- [DIRECTIONS FOR THIS TASK] Look over the lines below. Report each one that includes the string "title".
──────── AVAILABLE DATA
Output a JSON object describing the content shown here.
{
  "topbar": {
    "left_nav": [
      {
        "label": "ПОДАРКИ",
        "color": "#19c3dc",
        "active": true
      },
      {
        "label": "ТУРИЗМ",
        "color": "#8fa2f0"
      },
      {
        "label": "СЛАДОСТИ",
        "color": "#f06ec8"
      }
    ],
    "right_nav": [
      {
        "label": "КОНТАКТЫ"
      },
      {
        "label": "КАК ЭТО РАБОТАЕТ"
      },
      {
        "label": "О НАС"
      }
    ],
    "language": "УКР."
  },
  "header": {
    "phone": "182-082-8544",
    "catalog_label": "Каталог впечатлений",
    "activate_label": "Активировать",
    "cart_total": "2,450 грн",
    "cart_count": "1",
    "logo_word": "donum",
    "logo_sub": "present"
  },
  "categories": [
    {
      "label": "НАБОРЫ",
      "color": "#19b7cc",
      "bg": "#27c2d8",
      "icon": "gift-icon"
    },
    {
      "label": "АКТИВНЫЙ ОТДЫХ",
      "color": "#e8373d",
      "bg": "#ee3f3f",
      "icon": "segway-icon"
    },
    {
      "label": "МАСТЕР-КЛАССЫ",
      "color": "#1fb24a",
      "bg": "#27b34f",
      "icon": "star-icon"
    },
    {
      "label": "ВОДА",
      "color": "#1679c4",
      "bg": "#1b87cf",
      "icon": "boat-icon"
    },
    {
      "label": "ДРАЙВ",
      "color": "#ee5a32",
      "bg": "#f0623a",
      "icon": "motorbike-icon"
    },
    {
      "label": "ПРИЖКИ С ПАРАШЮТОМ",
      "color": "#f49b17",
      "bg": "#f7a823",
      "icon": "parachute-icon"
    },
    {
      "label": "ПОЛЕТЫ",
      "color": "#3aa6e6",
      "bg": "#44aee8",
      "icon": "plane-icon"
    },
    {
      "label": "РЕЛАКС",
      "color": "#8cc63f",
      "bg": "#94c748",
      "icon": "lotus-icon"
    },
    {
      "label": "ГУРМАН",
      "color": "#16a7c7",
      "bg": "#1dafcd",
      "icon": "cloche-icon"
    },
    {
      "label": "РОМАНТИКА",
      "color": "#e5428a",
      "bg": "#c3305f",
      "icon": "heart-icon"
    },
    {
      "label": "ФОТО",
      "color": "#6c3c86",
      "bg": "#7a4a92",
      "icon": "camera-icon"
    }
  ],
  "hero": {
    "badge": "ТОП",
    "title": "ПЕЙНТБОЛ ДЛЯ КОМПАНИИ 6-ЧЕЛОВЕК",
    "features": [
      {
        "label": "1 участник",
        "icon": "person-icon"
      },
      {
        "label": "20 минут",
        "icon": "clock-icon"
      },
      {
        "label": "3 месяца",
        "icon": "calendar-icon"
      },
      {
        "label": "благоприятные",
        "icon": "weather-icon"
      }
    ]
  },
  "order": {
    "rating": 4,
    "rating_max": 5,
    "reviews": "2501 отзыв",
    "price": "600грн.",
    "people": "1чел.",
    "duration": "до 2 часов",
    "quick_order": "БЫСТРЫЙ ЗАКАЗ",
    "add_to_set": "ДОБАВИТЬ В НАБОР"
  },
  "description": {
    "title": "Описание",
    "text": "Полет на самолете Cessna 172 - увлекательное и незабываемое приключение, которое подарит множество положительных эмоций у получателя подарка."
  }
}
────────────────
- [WRITTEN RESPONSE]
    "title": "ПЕЙНТБОЛ ДЛЯ КОМПАНИИ 6-ЧЕЛОВЕК",
    "title": "Описание",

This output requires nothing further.